begin The data
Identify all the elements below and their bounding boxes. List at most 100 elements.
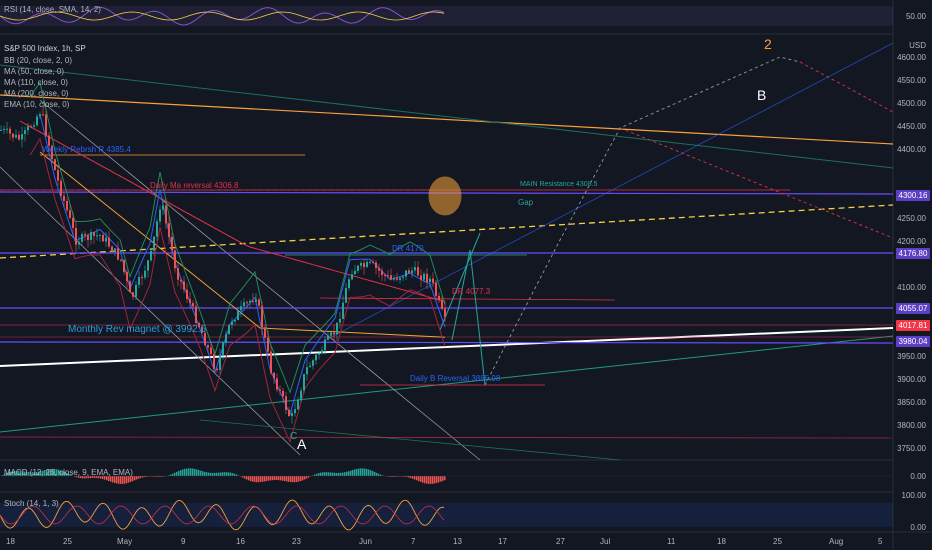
white-support-line[interactable] [0, 327, 894, 367]
macd-bar [364, 468, 366, 476]
candle-body [261, 305, 263, 328]
bb-upper-line[interactable] [29, 81, 446, 394]
macd-bar [410, 476, 412, 479]
wave-c-label[interactable]: C [290, 431, 298, 442]
macd-bar [424, 476, 426, 484]
wave-b-label[interactable]: B [757, 87, 767, 103]
level-3980-line[interactable] [0, 341, 894, 344]
orange-trendline[interactable] [0, 94, 894, 145]
dr-4170-label[interactable]: DR 4170 [392, 244, 424, 253]
candle-body [381, 270, 383, 275]
macd-bar [272, 476, 274, 481]
price-candles[interactable] [0, 106, 446, 424]
candle-body [180, 279, 182, 282]
ma-110-line[interactable] [39, 151, 446, 338]
teal-zigzag[interactable] [451, 249, 486, 386]
candle-body [75, 227, 77, 245]
daily-b-reversal-label[interactable]: Daily B Reversal 3885.98 [410, 374, 501, 383]
macd-bar [152, 476, 154, 477]
macd-bar [262, 476, 264, 482]
wave-projection-down-2[interactable] [619, 127, 894, 239]
indicator-ema-10[interactable]: EMA (10, close, 0) [4, 100, 70, 109]
macd-bar [50, 469, 52, 476]
candle-body [84, 234, 86, 236]
macd-bar [298, 476, 300, 482]
price-tag-4055[interactable]: 4055.07 [896, 303, 930, 314]
dr-4077-line[interactable] [319, 297, 616, 301]
y-tick: 3800.00 [897, 421, 926, 430]
candle-body [390, 275, 392, 280]
macd-bar [106, 476, 108, 481]
candle-body [276, 378, 278, 390]
red-lower-line[interactable] [0, 436, 894, 439]
stoch-title[interactable]: Stoch (14, 1, 3) [4, 499, 59, 508]
weekly-resistance-label[interactable]: Weekly Rebrsh R 4385.4 [42, 145, 131, 154]
stoch-k-line[interactable] [0, 499, 445, 531]
main-resistance-label[interactable]: MAIN Resistance 4308.5 [520, 181, 598, 188]
gap-circle[interactable] [428, 176, 462, 216]
macd-bar [220, 472, 222, 476]
macd-bar [202, 471, 204, 476]
teal-arrow-up[interactable] [439, 232, 481, 331]
rsi-title[interactable]: RSI (14, close, SMA, 14, 2) [4, 5, 101, 14]
bb-lower-line[interactable] [29, 137, 446, 444]
monthly-magnet-label[interactable]: Monthly Rev magnet @ 3992.6 [68, 324, 207, 335]
yellow-dashed-trendline[interactable] [0, 204, 894, 259]
macd-bar [182, 469, 184, 476]
wave-2-label[interactable]: 2 [764, 36, 772, 52]
price-tag-4176[interactable]: 4176.80 [896, 248, 930, 259]
candle-body [258, 299, 260, 306]
macd-bar [342, 472, 344, 476]
macd-bar [362, 468, 364, 476]
y-tick: 4450.00 [897, 122, 926, 131]
macd-bar [294, 476, 296, 483]
indicator-ma-200[interactable]: MA (200, close, 0) [4, 89, 69, 98]
macd-title[interactable]: MACD (12, 26, close, 9, EMA, EMA) [4, 468, 133, 477]
symbol-title[interactable]: S&P 500 Index, 1h, SP [4, 44, 86, 53]
macd-bar [178, 470, 180, 476]
rsi-sma-line[interactable] [0, 11, 445, 21]
macd-bar [30, 472, 32, 476]
macd-bar [318, 473, 320, 476]
candle-body [150, 250, 152, 261]
macd-bar [26, 471, 28, 476]
teal-support-line[interactable] [0, 335, 894, 433]
stoch-d-line[interactable] [0, 505, 445, 525]
wave-a-label[interactable]: A [297, 436, 307, 452]
gray-channel-lower[interactable] [0, 166, 301, 456]
candle-body [105, 237, 107, 242]
candle-body [174, 250, 176, 269]
price-tag-4017[interactable]: 4017.81 [896, 320, 930, 331]
teal-short-line[interactable] [199, 419, 621, 461]
teal-long-trendline[interactable] [0, 64, 894, 169]
macd-bar [288, 476, 290, 482]
gray-channel-upper[interactable] [39, 99, 481, 461]
macd-bar [200, 470, 202, 476]
dr-4077-label[interactable]: DR 4077.3 [452, 287, 491, 296]
daily-reversal-label[interactable]: Daily Ma reversal 4306.8 [150, 181, 239, 190]
candle-body [114, 248, 116, 253]
candle-body [369, 261, 371, 263]
candle-body [111, 246, 113, 253]
macd-histogram[interactable] [2, 468, 446, 484]
gap-label[interactable]: Gap [518, 198, 534, 207]
price-tag-3980[interactable]: 3980.04 [896, 336, 930, 347]
macd-bar [136, 476, 138, 480]
macd-bar [340, 472, 342, 476]
price-tag-4300[interactable]: 4300.16 [896, 190, 930, 201]
rsi-line[interactable] [0, 6, 445, 26]
wave-projection-down[interactable] [799, 61, 894, 113]
macd-bar [368, 469, 370, 476]
wave-projection-path[interactable] [484, 56, 801, 386]
macd-bar [176, 471, 178, 476]
indicator-ma-50[interactable]: MA (50, close, 0) [4, 67, 65, 76]
macd-bar [418, 476, 420, 482]
ma-50-line[interactable] [39, 113, 446, 416]
ma-200-line[interactable] [19, 120, 446, 303]
indicator-bb[interactable]: BB (20, close, 2, 0) [4, 56, 73, 65]
indicator-ma-110[interactable]: MA (110, close, 0) [4, 78, 68, 87]
macd-bar [292, 476, 294, 483]
macd-bar [406, 476, 408, 478]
end The data
• [Problem to solve] Copy every line of the items above word for word, omitting the pictures.

• [Full output]
Identify all the elements below and their bounding boxes. List at most 100 elements.
white-support-line[interactable] [0, 327, 894, 367]
macd-bar [364, 468, 366, 476]
candle-body [261, 305, 263, 328]
bb-upper-line[interactable] [29, 81, 446, 394]
macd-bar [410, 476, 412, 479]
wave-c-label[interactable]: C [290, 431, 298, 442]
macd-bar [424, 476, 426, 484]
wave-b-label[interactable]: B [757, 87, 767, 103]
level-3980-line[interactable] [0, 341, 894, 344]
orange-trendline[interactable] [0, 94, 894, 145]
dr-4170-label[interactable]: DR 4170 [392, 244, 424, 253]
candle-body [381, 270, 383, 275]
macd-bar [272, 476, 274, 481]
price-candles[interactable] [0, 106, 446, 424]
candle-body [180, 279, 182, 282]
ma-110-line[interactable] [39, 151, 446, 338]
teal-zigzag[interactable] [451, 249, 486, 386]
candle-body [75, 227, 77, 245]
daily-b-reversal-label[interactable]: Daily B Reversal 3885.98 [410, 374, 501, 383]
macd-bar [152, 476, 154, 477]
macd-bar [262, 476, 264, 482]
wave-projection-down-2[interactable] [619, 127, 894, 239]
indicator-ema-10[interactable]: EMA (10, close, 0) [4, 100, 70, 109]
macd-bar [50, 469, 52, 476]
candle-body [84, 234, 86, 236]
macd-bar [298, 476, 300, 482]
price-tag-4055[interactable]: 4055.07 [896, 303, 930, 314]
dr-4077-line[interactable] [319, 297, 616, 301]
y-tick: 3800.00 [897, 421, 926, 430]
candle-body [390, 275, 392, 280]
macd-bar [106, 476, 108, 481]
candle-body [276, 378, 278, 390]
red-lower-line[interactable] [0, 436, 894, 439]
stoch-title[interactable]: Stoch (14, 1, 3) [4, 499, 59, 508]
weekly-resistance-label[interactable]: Weekly Rebrsh R 4385.4 [42, 145, 131, 154]
stoch-k-line[interactable] [0, 499, 445, 531]
main-resistance-label[interactable]: MAIN Resistance 4308.5 [520, 181, 598, 188]
gap-circle[interactable] [428, 176, 462, 216]
macd-bar [220, 472, 222, 476]
macd-bar [202, 471, 204, 476]
teal-arrow-up[interactable] [439, 232, 481, 331]
rsi-title[interactable]: RSI (14, close, SMA, 14, 2) [4, 5, 101, 14]
bb-lower-line[interactable] [29, 137, 446, 444]
monthly-magnet-label[interactable]: Monthly Rev magnet @ 3992.6 [68, 324, 207, 335]
yellow-dashed-trendline[interactable] [0, 204, 894, 259]
macd-bar [182, 469, 184, 476]
wave-2-label[interactable]: 2 [764, 36, 772, 52]
price-tag-4176[interactable]: 4176.80 [896, 248, 930, 259]
candle-body [258, 299, 260, 306]
macd-bar [342, 472, 344, 476]
macd-bar [362, 468, 364, 476]
y-tick: 4450.00 [897, 122, 926, 131]
macd-bar [294, 476, 296, 483]
indicator-ma-200[interactable]: MA (200, close, 0) [4, 89, 69, 98]
macd-title[interactable]: MACD (12, 26, close, 9, EMA, EMA) [4, 468, 133, 477]
symbol-title[interactable]: S&P 500 Index, 1h, SP [4, 44, 86, 53]
macd-bar [178, 470, 180, 476]
rsi-sma-line[interactable] [0, 11, 445, 21]
macd-bar [30, 472, 32, 476]
macd-bar [318, 473, 320, 476]
candle-body [150, 250, 152, 261]
macd-bar [26, 471, 28, 476]
teal-support-line[interactable] [0, 335, 894, 433]
stoch-d-line[interactable] [0, 505, 445, 525]
wave-a-label[interactable]: A [297, 436, 307, 452]
gray-channel-lower[interactable] [0, 166, 301, 456]
candle-body [105, 237, 107, 242]
candle-body [174, 250, 176, 269]
price-tag-4017[interactable]: 4017.81 [896, 320, 930, 331]
teal-short-line[interactable] [199, 419, 621, 461]
teal-long-trendline[interactable] [0, 64, 894, 169]
macd-bar [288, 476, 290, 482]
gray-channel-upper[interactable] [39, 99, 481, 461]
macd-bar [200, 470, 202, 476]
dr-4077-label[interactable]: DR 4077.3 [452, 287, 491, 296]
daily-reversal-label[interactable]: Daily Ma reversal 4306.8 [150, 181, 239, 190]
candle-body [114, 248, 116, 253]
candle-body [369, 261, 371, 263]
candle-body [111, 246, 113, 253]
macd-histogram[interactable] [2, 468, 446, 484]
gap-label[interactable]: Gap [518, 198, 534, 207]
price-tag-3980[interactable]: 3980.04 [896, 336, 930, 347]
macd-bar [136, 476, 138, 480]
macd-bar [340, 472, 342, 476]
price-tag-4300[interactable]: 4300.16 [896, 190, 930, 201]
rsi-line[interactable] [0, 6, 445, 26]
wave-projection-down[interactable] [799, 61, 894, 113]
macd-bar [368, 469, 370, 476]
wave-projection-path[interactable] [484, 56, 801, 386]
macd-bar [176, 471, 178, 476]
indicator-ma-50[interactable]: MA (50, close, 0) [4, 67, 65, 76]
macd-bar [418, 476, 420, 482]
ma-50-line[interactable] [39, 113, 446, 416]
ma-200-line[interactable] [19, 120, 446, 303]
indicator-bb[interactable]: BB (20, close, 2, 0) [4, 56, 73, 65]
indicator-ma-110[interactable]: MA (110, close, 0) [4, 78, 68, 87]
macd-bar [292, 476, 294, 483]
macd-bar [406, 476, 408, 478]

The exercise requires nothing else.